═════ TASK INPUT

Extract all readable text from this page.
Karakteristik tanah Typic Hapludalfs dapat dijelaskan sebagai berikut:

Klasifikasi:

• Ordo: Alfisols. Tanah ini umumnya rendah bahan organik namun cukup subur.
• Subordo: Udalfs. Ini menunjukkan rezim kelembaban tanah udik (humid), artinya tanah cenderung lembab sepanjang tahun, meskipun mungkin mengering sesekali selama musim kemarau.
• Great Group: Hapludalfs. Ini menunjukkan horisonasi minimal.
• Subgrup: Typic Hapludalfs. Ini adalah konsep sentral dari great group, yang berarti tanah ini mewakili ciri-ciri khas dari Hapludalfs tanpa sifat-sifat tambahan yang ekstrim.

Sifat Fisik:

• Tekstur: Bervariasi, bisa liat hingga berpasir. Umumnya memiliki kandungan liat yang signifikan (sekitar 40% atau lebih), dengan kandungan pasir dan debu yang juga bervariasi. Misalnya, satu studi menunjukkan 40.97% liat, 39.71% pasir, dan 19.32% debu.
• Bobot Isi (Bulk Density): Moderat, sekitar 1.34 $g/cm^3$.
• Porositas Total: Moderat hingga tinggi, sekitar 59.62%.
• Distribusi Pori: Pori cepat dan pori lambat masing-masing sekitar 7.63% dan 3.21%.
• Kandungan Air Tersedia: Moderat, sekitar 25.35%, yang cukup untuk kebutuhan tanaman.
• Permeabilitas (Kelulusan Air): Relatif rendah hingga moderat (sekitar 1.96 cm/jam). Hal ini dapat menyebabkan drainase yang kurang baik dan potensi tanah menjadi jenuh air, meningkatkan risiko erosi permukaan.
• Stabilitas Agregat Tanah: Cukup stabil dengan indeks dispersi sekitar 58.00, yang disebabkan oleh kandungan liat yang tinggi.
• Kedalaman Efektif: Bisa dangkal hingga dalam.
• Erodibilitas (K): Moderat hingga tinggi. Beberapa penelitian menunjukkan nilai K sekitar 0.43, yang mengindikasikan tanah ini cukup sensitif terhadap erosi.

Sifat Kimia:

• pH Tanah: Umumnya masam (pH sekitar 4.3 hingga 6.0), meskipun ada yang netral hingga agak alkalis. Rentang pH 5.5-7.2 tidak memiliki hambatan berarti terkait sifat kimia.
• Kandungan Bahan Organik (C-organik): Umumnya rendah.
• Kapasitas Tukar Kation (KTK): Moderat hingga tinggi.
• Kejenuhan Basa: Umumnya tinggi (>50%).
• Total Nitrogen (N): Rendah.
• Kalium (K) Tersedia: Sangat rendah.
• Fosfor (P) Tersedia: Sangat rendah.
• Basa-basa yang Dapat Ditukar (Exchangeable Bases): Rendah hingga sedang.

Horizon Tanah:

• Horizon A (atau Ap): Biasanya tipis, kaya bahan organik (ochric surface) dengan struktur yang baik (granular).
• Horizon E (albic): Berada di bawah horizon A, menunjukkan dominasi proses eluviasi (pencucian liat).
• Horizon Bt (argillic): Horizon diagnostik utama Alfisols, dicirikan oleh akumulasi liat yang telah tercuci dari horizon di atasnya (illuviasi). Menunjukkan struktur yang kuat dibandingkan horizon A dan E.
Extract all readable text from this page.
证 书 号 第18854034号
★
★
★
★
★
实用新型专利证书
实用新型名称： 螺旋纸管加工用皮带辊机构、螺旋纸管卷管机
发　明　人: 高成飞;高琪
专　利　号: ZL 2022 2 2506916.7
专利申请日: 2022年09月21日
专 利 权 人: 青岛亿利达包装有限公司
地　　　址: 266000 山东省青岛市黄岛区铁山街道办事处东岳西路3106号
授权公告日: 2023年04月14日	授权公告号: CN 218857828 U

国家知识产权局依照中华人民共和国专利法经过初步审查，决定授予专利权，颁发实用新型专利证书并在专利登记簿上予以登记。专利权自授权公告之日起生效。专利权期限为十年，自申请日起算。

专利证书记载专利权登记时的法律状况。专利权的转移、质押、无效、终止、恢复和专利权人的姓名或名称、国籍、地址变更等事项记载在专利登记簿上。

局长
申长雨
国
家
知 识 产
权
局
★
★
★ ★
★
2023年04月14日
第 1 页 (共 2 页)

══════════

STATED TASK: Transcribe the entire listing above precisely.

COMPLETE OUTPUT:
Extract all readable text from this page.
Karakteristik tanah Typic Hapludalfs dapat dijelaskan sebagai berikut:

Klasifikasi:

• Ordo: Alfisols. Tanah ini umumnya rendah bahan organik namun cukup subur.
• Subordo: Udalfs. Ini menunjukkan rezim kelembaban tanah udik (humid), artinya tanah cenderung lembab sepanjang tahun, meskipun mungkin mengering sesekali selama musim kemarau.
• Great Group: Hapludalfs. Ini menunjukkan horisonasi minimal.
• Subgrup: Typic Hapludalfs. Ini adalah konsep sentral dari great group, yang berarti tanah ini mewakili ciri-ciri khas dari Hapludalfs tanpa sifat-sifat tambahan yang ekstrim.

Sifat Fisik:

• Tekstur: Bervariasi, bisa liat hingga berpasir. Umumnya memiliki kandungan liat yang signifikan (sekitar 40% atau lebih), dengan kandungan pasir dan debu yang juga bervariasi. Misalnya, satu studi menunjukkan 40.97% liat, 39.71% pasir, dan 19.32% debu.
• Bobot Isi (Bulk Density): Moderat, sekitar 1.34 $g/cm^3$.
• Porositas Total: Moderat hingga tinggi, sekitar 59.62%.
• Distribusi Pori: Pori cepat dan pori lambat masing-masing sekitar 7.63% dan 3.21%.
• Kandungan Air Tersedia: Moderat, sekitar 25.35%, yang cukup untuk kebutuhan tanaman.
• Permeabilitas (Kelulusan Air): Relatif rendah hingga moderat (sekitar 1.96 cm/jam). Hal ini dapat menyebabkan drainase yang kurang baik dan potensi tanah menjadi jenuh air, meningkatkan risiko erosi permukaan.
• Stabilitas Agregat Tanah: Cukup stabil dengan indeks dispersi sekitar 58.00, yang disebabkan oleh kandungan liat yang tinggi.
• Kedalaman Efektif: Bisa dangkal hingga dalam.
• Erodibilitas (K): Moderat hingga tinggi. Beberapa penelitian menunjukkan nilai K sekitar 0.43, yang mengindikasikan tanah ini cukup sensitif terhadap erosi.

Sifat Kimia:

• pH Tanah: Umumnya masam (pH sekitar 4.3 hingga 6.0), meskipun ada yang netral hingga agak alkalis. Rentang pH 5.5-7.2 tidak memiliki hambatan berarti terkait sifat kimia.
• Kandungan Bahan Organik (C-organik): Umumnya rendah.
• Kapasitas Tukar Kation (KTK): Moderat hingga tinggi.
• Kejenuhan Basa: Umumnya tinggi (>50%).
• Total Nitrogen (N): Rendah.
• Kalium (K) Tersedia: Sangat rendah.
• Fosfor (P) Tersedia: Sangat rendah.
• Basa-basa yang Dapat Ditukar (Exchangeable Bases): Rendah hingga sedang.

Horizon Tanah:

• Horizon A (atau Ap): Biasanya tipis, kaya bahan organik (ochric surface) dengan struktur yang baik (granular).
• Horizon E (albic): Berada di bawah horizon A, menunjukkan dominasi proses eluviasi (pencucian liat).
• Horizon Bt (argillic): Horizon diagnostik utama Alfisols, dicirikan oleh akumulasi liat yang telah tercuci dari horizon di atasnya (illuviasi). Menunjukkan struktur yang kuat dibandingkan horizon A dan E.
Extract all readable text from this page.
证 书 号 第18854034号
★
★
★
★
★
实用新型专利证书
实用新型名称： 螺旋纸管加工用皮带辊机构、螺旋纸管卷管机
发　明　人: 高成飞;高琪
专　利　号: ZL 2022 2 2506916.7
专利申请日: 2022年09月21日
专 利 权 人: 青岛亿利达包装有限公司
地　　　址: 266000 山东省青岛市黄岛区铁山街道办事处东岳西路3106号
授权公告日: 2023年04月14日	授权公告号: CN 218857828 U

国家知识产权局依照中华人民共和国专利法经过初步审查，决定授予专利权，颁发实用新型专利证书并在专利登记簿上予以登记。专利权自授权公告之日起生效。专利权期限为十年，自申请日起算。

专利证书记载专利权登记时的法律状况。专利权的转移、质押、无效、终止、恢复和专利权人的姓名或名称、国籍、地址变更等事项记载在专利登记簿上。

局长
申长雨
国
家
知 识 产
权
局
★
★
★ ★
★
2023年04月14日
第 1 页 (共 2 页)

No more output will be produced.